Record extracts |
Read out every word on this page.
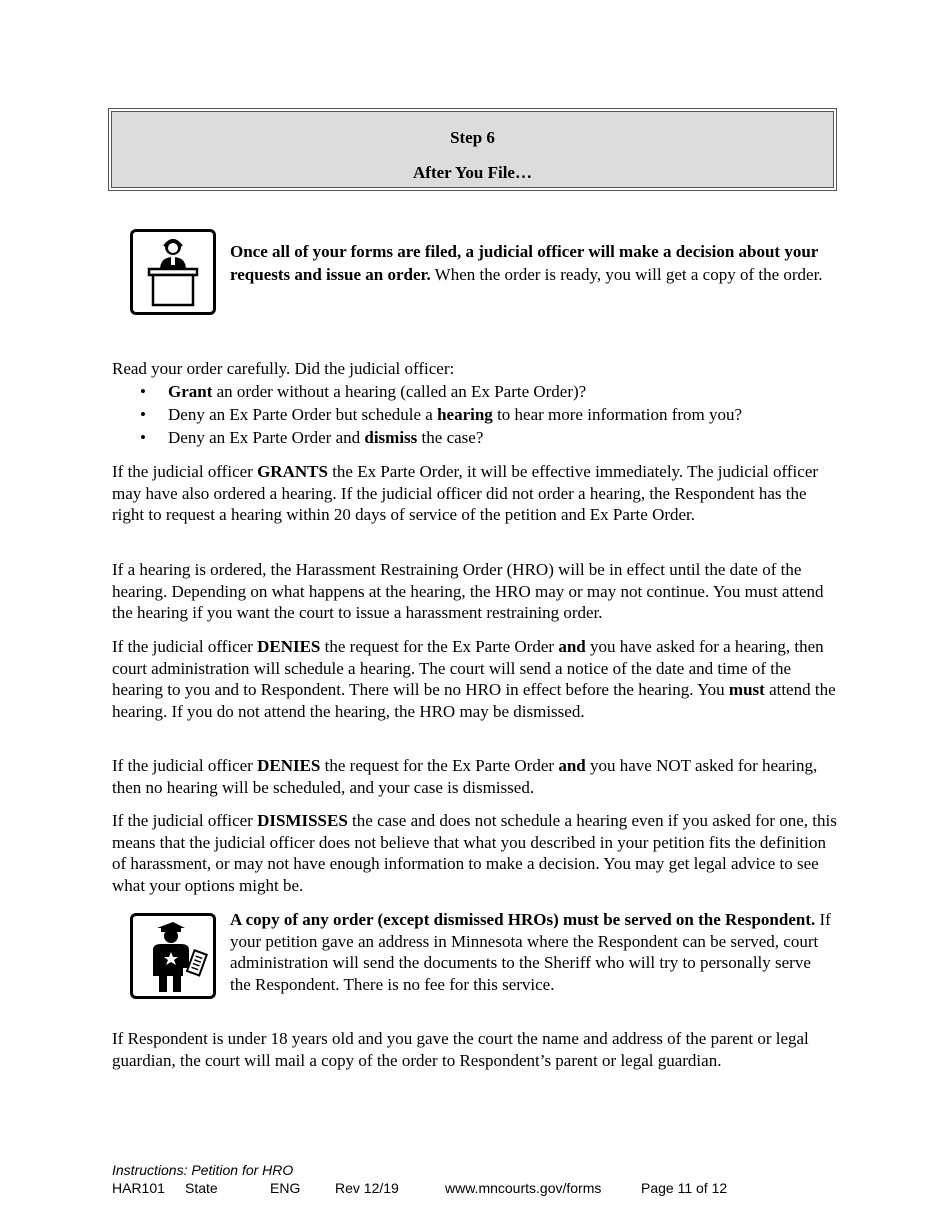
Step 6
After You File…
Once all of your forms are filed, a judicial officer will make a decision about your requests and issue an order. When the order is ready, you will get a copy of the order.

Read your order carefully. Did the judicial officer:

• Grant an order without a hearing (called an Ex Parte Order)?
• Deny an Ex Parte Order but schedule a hearing to hear more information from you?
• Deny an Ex Parte Order and dismiss the case?

If the judicial officer GRANTS the Ex Parte Order, it will be effective immediately. The judicial officer may have also ordered a hearing. If the judicial officer did not order a hearing, the Respondent has the right to request a hearing within 20 days of service of the petition and Ex Parte Order.

If a hearing is ordered, the Harassment Restraining Order (HRO) will be in effect until the date of the hearing. Depending on what happens at the hearing, the HRO may or may not continue. You must attend the hearing if you want the court to issue a harassment restraining order.

If the judicial officer DENIES the request for the Ex Parte Order and you have asked for a hearing, then court administration will schedule a hearing. The court will send a notice of the date and time of the hearing to you and to Respondent. There will be no HRO in effect before the hearing. You must attend the hearing. If you do not attend the hearing, the HRO may be dismissed.

If the judicial officer DENIES the request for the Ex Parte Order and you have NOT asked for hearing, then no hearing will be scheduled, and your case is dismissed.

If the judicial officer DISMISSES the case and does not schedule a hearing even if you asked for one, this means that the judicial officer does not believe that what you described in your petition fits the definition of harassment, or may not have enough information to make a decision. You may get legal advice to see what your options might be.

A copy of any order (except dismissed HROs) must be served on the Respondent. If your petition gave an address in Minnesota where the Respondent can be served, court administration will send the documents to the Sheriff who will try to personally serve the Respondent. There is no fee for this service.

If Respondent is under 18 years old and you gave the court the name and address of the parent or legal guardian, the court will mail a copy of the order to Respondent’s parent or legal guardian.

Instructions: Petition for HRO
HAR101 State	ENG Rev 12/19	www.mncourts.gov/forms	Page 11 of 12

Exercise brief | Filter the entries and copy out every line with the word "harassment".

Written solution |
If a hearing is ordered, the Harassment Restraining Order (HRO) will be in effect until the date of the hearing. Depending on what happens at the hearing, the HRO may or may not continue. You must attend the hearing if you want the court to issue a harassment restraining order.
If the judicial officer DISMISSES the case and does not schedule a hearing even if you asked for one, this means that the judicial officer does not believe that what you described in your petition fits the definition of harassment, or may not have enough information to make a decision. You may get legal advice to see what your options might be.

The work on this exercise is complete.